**Short problem**
Keep the wording of each record exactly the same when you repeat it, and leave out pictures.

**Supplied material**
>>>
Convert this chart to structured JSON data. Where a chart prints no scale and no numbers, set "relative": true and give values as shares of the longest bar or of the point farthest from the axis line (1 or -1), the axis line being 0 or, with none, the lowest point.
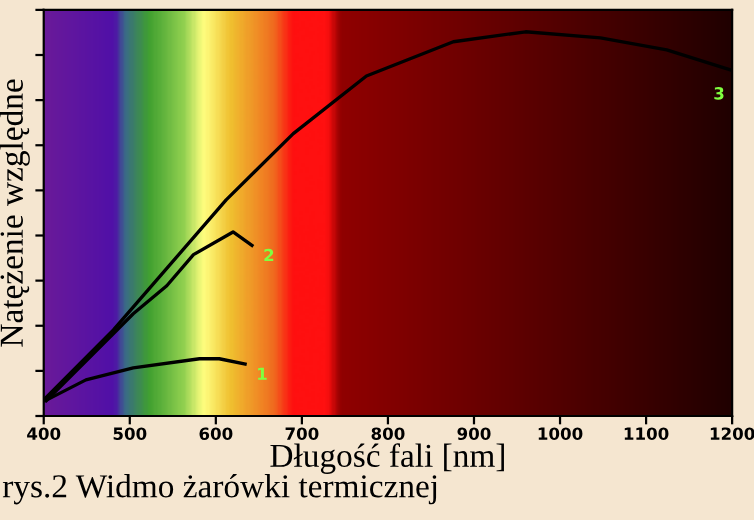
{
  "chart_data": {
    "type": "line",
    "relative": true,
    "xlabel": "Długość fali [nm]",
    "ylabel": "Natężenie względne",
    "xlim": [
      400,
      1200
    ],
    "xticks": [
      400,
      500,
      600,
      700,
      800,
      900,
      1000,
      1100,
      1200
    ],
    "series": [
      {
        "name": "1",
        "color": "#000000",
        "x": [
          402,
          449,
          504,
          581,
          604,
          634
        ],
        "values": [
          0.04,
          0.094,
          0.125,
          0.149,
          0.149,
          0.135
        ]
      },
      {
        "name": "2",
        "color": "#000000",
        "x": [
          403,
          504,
          543,
          574,
          620,
          642
        ],
        "values": [
          0.04,
          0.266,
          0.339,
          0.42,
          0.479,
          0.444
        ]
      },
      {
        "name": "3",
        "color": "#000000",
        "x": [
          400,
          481,
          612,
          690,
          775,
          876,
          960,
          1047,
          1124,
          1198
        ],
        "values": [
          0.042,
          0.224,
          0.5625,
          0.735,
          0.885,
          0.974,
          1.0,
          0.984,
          0.953,
          0.901
        ]
      }
    ],
    "legend": false,
    "grid": false,
    "marker": "none",
    "line_style": "solid",
    "annotations": [
      "rys.2 Widmo żarówki termicznej"
    ]
  }
}
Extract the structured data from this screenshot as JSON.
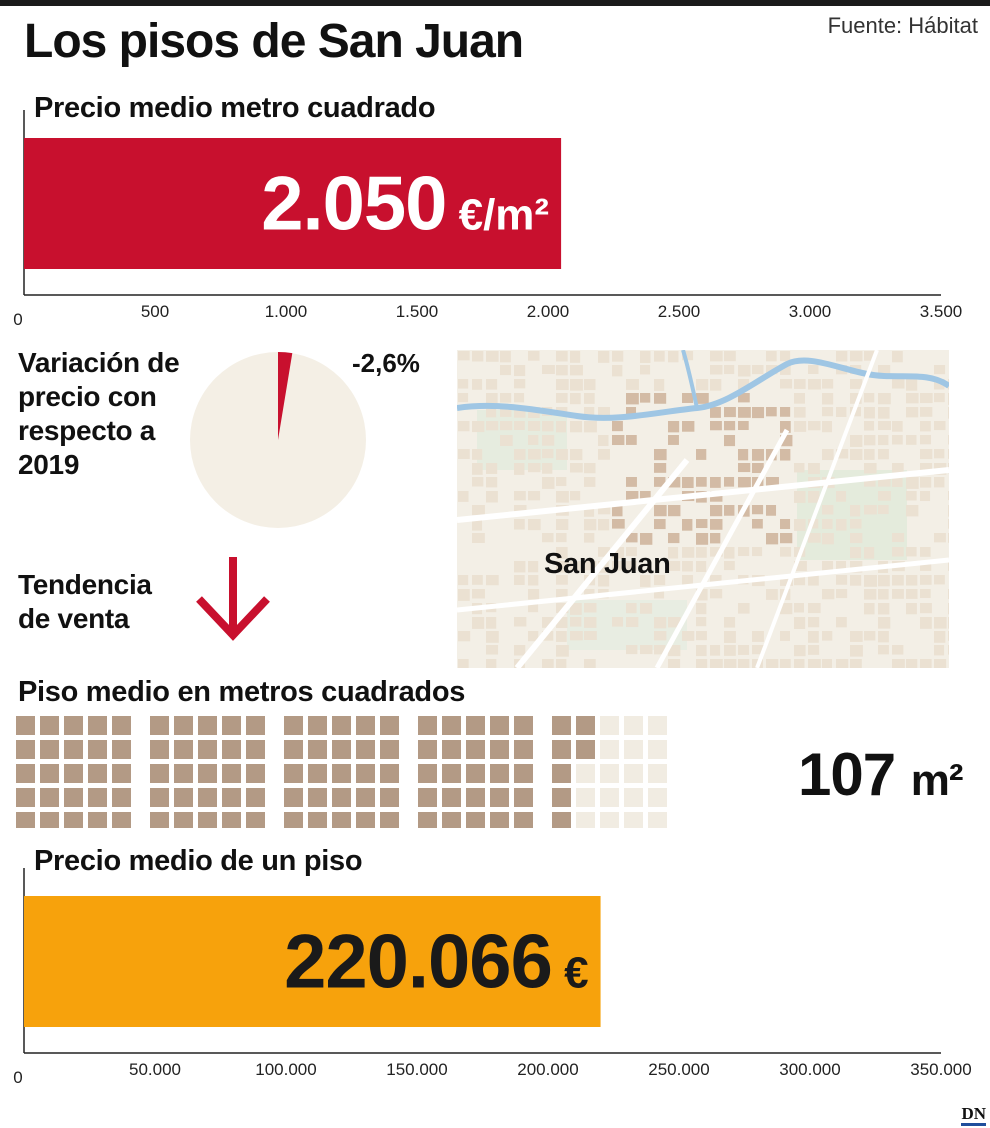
<<<
**Reply**
Convert this chart to structured JSON data. Where a chart prints no scale and no numbers, set "relative": true and give values as shares of the longest bar or of the point farthest from the axis line (1 or -1), the axis line being 0 or, with none, the lowest point.
{
  "chart_data": {
    "type": "line",
    "relative": true,
    "xlabel": "Długość fali [nm]",
    "ylabel": "Natężenie względne",
    "xlim": [
      400,
      1200
    ],
    "xticks": [
      400,
      500,
      600,
      700,
      800,
      900,
      1000,
      1100,
      1200
    ],
    "series": [
      {
        "name": "1",
        "color": "#000000",
        "x": [
          402,
          449,
          504,
          581,
          604,
          634
        ],
        "values": [
          0.04,
          0.094,
          0.125,
          0.149,
          0.149,
          0.135
        ]
      },
      {
        "name": "2",
        "color": "#000000",
        "x": [
          403,
          504,
          543,
          574,
          620,
          642
        ],
        "values": [
          0.04,
          0.266,
          0.339,
          0.42,
          0.479,
          0.444
        ]
      },
      {
        "name": "3",
        "color": "#000000",
        "x": [
          400,
          481,
          612,
          690,
          775,
          876,
          960,
          1047,
          1124,
          1198
        ],
        "values": [
          0.042,
          0.224,
          0.5625,
          0.735,
          0.885,
          0.974,
          1.0,
          0.984,
          0.953,
          0.901
        ]
      }
    ],
    "legend": false,
    "grid": false,
    "marker": "none",
    "line_style": "solid",
    "annotations": [
      "rys.2 Widmo żarówki termicznej"
    ]
  }
}
Extract the structured data from this screenshot as JSON.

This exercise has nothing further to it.